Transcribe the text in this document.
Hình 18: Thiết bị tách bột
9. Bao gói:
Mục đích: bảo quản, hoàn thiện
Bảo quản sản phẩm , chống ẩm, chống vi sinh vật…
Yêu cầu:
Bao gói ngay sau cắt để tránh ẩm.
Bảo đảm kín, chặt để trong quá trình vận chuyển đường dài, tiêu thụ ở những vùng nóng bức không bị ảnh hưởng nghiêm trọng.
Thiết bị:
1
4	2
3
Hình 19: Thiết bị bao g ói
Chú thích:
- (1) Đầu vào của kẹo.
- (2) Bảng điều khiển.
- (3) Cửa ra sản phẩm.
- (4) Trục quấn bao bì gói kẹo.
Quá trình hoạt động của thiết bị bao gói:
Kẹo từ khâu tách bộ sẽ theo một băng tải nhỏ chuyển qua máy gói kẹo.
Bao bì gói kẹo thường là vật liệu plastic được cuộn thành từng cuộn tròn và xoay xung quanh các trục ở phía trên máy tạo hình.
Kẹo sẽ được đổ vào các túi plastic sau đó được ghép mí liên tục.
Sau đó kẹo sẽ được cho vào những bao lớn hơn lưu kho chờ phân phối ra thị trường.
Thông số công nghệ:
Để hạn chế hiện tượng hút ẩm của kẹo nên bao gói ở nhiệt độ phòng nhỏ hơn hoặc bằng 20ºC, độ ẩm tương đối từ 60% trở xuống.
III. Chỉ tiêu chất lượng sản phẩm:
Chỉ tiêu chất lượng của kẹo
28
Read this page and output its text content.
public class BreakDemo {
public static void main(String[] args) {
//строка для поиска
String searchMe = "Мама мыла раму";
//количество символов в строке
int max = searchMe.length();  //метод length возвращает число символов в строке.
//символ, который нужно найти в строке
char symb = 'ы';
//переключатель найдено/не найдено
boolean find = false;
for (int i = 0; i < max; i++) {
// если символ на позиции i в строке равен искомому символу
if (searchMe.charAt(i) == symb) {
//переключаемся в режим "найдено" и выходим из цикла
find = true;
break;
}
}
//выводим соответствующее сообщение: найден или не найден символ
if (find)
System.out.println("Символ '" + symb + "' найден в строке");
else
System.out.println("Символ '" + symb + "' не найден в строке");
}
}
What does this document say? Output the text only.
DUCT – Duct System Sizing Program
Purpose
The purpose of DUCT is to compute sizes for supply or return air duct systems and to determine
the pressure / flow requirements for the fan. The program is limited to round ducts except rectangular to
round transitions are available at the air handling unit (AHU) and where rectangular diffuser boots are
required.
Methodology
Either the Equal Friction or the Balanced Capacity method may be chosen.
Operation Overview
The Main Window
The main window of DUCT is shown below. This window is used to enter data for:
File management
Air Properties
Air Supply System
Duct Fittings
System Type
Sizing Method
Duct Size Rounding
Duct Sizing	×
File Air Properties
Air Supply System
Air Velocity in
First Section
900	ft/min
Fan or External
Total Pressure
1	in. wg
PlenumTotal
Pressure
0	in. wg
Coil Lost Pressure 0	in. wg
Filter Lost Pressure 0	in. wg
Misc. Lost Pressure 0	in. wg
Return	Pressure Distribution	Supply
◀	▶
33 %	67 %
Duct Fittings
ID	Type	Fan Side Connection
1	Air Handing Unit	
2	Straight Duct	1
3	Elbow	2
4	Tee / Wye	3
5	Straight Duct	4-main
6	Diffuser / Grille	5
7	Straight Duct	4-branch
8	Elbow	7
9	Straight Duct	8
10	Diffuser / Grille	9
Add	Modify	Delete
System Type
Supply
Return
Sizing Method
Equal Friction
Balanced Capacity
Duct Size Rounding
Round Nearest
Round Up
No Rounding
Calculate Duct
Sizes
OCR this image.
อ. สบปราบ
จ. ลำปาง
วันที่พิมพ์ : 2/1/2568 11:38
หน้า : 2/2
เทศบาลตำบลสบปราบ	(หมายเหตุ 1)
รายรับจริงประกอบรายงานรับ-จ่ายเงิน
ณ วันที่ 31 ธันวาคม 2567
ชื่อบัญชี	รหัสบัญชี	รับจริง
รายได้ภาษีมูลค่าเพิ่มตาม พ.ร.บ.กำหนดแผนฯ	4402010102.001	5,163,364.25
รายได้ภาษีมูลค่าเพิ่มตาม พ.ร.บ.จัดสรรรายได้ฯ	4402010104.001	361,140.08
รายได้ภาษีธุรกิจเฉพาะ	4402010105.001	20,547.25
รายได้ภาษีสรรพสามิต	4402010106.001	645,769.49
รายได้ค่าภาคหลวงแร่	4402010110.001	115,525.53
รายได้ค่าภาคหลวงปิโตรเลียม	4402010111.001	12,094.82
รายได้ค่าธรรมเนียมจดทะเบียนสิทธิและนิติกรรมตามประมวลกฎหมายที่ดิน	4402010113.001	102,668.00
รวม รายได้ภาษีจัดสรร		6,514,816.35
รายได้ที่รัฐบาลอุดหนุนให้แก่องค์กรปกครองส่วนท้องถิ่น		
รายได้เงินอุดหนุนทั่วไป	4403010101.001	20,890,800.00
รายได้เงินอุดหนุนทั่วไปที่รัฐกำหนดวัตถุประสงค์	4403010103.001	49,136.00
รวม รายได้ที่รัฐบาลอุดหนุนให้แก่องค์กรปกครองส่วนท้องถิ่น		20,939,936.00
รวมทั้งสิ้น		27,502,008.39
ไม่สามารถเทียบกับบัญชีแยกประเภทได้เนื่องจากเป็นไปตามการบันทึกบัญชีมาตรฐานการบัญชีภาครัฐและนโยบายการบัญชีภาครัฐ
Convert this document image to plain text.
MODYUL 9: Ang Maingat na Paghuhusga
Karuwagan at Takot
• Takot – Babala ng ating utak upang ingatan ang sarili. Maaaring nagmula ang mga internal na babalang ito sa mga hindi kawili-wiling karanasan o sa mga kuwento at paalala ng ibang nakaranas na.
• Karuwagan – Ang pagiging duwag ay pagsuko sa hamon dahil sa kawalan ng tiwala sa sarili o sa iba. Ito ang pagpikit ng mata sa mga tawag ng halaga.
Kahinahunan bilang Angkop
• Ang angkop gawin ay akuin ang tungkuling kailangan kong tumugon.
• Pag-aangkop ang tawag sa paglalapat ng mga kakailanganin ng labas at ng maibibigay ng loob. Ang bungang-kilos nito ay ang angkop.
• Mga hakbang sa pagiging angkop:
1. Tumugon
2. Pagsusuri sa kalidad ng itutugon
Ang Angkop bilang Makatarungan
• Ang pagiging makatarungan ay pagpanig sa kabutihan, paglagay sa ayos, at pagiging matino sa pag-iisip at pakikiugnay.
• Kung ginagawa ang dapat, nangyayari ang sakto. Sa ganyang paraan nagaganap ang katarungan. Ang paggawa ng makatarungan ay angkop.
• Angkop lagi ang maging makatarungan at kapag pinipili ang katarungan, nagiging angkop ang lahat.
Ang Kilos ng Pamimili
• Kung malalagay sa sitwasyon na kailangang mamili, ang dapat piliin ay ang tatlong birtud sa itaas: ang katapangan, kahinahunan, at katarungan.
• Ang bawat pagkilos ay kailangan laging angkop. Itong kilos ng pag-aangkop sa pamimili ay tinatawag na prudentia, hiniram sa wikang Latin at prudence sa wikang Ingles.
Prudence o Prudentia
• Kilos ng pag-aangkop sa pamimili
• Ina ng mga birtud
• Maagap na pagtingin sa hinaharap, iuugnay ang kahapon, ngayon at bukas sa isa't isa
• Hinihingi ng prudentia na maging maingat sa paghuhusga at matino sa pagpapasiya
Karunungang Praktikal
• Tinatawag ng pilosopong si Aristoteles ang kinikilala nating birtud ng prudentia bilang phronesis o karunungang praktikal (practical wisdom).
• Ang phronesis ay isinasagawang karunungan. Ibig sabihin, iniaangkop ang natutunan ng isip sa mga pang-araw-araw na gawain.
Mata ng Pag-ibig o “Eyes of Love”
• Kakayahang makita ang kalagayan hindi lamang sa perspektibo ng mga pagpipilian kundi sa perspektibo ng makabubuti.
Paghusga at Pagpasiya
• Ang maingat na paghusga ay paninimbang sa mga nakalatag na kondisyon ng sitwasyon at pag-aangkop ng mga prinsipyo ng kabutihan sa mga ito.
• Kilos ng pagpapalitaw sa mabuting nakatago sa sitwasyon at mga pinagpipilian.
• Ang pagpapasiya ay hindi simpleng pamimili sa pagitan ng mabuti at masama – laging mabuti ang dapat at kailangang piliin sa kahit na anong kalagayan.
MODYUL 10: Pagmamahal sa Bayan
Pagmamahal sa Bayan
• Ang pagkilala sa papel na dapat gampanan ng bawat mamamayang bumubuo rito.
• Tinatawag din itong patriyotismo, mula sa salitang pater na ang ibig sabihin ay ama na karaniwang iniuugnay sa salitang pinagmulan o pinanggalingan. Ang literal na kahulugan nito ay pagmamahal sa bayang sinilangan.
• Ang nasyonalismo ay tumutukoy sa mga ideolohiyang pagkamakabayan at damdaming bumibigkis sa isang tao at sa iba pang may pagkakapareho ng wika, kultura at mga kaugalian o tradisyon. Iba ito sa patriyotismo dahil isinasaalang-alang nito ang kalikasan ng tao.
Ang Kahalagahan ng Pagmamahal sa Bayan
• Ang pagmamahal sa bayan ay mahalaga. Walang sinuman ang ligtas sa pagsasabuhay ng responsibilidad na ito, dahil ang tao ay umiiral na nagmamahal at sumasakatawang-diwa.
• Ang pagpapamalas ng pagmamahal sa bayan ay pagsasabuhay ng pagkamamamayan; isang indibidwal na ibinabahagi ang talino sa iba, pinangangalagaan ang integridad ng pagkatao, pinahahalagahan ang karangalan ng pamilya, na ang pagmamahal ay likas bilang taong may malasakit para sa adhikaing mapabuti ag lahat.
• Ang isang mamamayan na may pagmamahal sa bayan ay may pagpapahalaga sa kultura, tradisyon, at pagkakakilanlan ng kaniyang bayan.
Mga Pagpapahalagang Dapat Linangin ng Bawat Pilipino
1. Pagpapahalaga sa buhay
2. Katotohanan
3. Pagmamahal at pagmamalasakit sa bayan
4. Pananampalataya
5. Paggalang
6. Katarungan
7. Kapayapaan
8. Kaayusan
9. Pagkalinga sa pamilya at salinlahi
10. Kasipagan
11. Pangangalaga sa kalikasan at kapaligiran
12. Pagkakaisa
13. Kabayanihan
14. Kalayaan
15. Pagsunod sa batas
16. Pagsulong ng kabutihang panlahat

→ Objective
Return from the data every line that holds "Lost".

→ Expected output
Coil Lost Pressure 0	in. wg
Filter Lost Pressure 0	in. wg
Misc. Lost Pressure 0	in. wg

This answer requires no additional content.